--- START OF Dataset rows ---

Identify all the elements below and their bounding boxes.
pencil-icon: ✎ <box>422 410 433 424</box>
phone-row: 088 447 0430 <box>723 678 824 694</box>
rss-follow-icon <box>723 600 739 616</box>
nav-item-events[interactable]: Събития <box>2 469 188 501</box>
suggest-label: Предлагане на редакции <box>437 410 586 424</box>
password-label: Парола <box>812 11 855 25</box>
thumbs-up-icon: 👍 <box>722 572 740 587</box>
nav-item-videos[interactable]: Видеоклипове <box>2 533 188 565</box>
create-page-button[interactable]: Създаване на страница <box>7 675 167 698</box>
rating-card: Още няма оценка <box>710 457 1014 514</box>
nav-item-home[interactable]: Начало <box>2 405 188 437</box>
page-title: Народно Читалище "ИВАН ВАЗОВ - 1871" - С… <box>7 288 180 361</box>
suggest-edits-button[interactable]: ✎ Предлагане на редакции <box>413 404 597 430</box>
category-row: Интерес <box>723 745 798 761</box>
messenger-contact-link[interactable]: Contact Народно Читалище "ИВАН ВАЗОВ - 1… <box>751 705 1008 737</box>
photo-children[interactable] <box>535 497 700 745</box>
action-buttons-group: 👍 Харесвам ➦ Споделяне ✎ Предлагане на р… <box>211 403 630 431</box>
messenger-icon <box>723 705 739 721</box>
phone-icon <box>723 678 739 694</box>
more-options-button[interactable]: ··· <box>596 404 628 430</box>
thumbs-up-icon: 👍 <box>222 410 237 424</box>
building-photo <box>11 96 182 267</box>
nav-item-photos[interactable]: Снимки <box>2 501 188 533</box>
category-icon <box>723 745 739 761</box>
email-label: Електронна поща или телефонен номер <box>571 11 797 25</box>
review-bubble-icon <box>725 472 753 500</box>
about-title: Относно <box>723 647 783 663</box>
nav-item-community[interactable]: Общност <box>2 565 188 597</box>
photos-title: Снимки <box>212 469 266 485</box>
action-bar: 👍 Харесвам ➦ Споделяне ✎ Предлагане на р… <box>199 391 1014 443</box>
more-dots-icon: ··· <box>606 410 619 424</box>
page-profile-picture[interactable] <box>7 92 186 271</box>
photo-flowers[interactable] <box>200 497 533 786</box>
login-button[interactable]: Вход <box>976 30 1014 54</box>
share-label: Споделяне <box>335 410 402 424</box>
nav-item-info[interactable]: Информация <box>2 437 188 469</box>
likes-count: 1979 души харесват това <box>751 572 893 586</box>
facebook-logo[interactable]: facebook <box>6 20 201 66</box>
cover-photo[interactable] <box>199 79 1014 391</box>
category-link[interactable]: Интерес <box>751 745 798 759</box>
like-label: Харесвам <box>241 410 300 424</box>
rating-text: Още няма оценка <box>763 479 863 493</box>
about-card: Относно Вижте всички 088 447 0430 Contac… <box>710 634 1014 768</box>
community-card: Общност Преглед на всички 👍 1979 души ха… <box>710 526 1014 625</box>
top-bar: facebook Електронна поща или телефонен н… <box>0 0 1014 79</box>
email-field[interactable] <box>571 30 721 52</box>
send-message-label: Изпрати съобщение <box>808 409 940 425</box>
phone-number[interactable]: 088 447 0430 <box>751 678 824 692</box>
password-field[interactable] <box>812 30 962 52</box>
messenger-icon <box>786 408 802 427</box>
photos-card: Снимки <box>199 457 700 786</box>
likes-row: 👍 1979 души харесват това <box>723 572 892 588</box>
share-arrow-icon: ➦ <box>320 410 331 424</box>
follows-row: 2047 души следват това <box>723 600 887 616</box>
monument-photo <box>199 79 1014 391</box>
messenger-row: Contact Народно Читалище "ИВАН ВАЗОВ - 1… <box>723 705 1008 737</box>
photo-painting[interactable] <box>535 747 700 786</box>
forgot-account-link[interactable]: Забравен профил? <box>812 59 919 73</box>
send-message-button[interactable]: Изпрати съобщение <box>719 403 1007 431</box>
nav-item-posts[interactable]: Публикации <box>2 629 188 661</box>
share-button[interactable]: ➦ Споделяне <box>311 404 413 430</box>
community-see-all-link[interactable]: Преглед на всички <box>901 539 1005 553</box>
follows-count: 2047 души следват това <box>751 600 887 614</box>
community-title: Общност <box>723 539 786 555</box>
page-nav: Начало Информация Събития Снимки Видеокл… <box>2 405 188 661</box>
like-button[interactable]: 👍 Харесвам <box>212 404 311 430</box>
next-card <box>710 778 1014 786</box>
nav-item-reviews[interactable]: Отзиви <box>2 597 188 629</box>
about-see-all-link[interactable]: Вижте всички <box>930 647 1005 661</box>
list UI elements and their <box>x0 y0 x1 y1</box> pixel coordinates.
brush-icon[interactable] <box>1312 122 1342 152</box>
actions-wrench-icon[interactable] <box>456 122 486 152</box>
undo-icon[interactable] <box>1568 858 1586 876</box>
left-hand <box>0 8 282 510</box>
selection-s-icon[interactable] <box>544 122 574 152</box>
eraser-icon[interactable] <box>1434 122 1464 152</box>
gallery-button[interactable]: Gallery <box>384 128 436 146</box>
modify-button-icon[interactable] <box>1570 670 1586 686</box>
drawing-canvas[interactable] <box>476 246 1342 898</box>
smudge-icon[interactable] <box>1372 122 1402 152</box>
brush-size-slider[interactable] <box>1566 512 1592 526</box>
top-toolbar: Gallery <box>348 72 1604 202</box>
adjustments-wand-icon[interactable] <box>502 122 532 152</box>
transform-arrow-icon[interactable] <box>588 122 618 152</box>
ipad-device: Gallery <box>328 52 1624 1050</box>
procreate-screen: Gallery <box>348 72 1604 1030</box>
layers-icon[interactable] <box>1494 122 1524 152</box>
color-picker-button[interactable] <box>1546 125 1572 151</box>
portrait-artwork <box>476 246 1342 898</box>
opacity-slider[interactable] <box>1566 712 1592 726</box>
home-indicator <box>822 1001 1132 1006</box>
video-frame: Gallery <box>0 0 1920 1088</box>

--- END OF Dataset rows ---

• **Stated task**
Rewrite the material above, from its first line through the line containing "nav-item-home[interactable]: Начало <box>2", as a JSON list of strings, one string per line with blank lines left out.

• **Reply to the task**
[
  "Identify all the elements below and their bounding boxes.",
  "pencil-icon: ✎ <box>422 410 433 424</box>",
  "phone-row: 088 447 0430 <box>723 678 824 694</box>",
  "rss-follow-icon <box>723 600 739 616</box>",
  "nav-item-events[interactable]: Събития <box>2 469 188 501</box>",
  "suggest-label: Предлагане на редакции <box>437 410 586 424</box>",
  "password-label: Парола <box>812 11 855 25</box>",
  "thumbs-up-icon: 👍 <box>722 572 740 587</box>",
  "nav-item-videos[interactable]: Видеоклипове <box>2 533 188 565</box>",
  "create-page-button[interactable]: Създаване на страница <box>7 675 167 698</box>",
  "rating-card: Още няма оценка <box>710 457 1014 514</box>",
  "nav-item-home[interactable]: Начало <box>2 405 188 437</box>"
]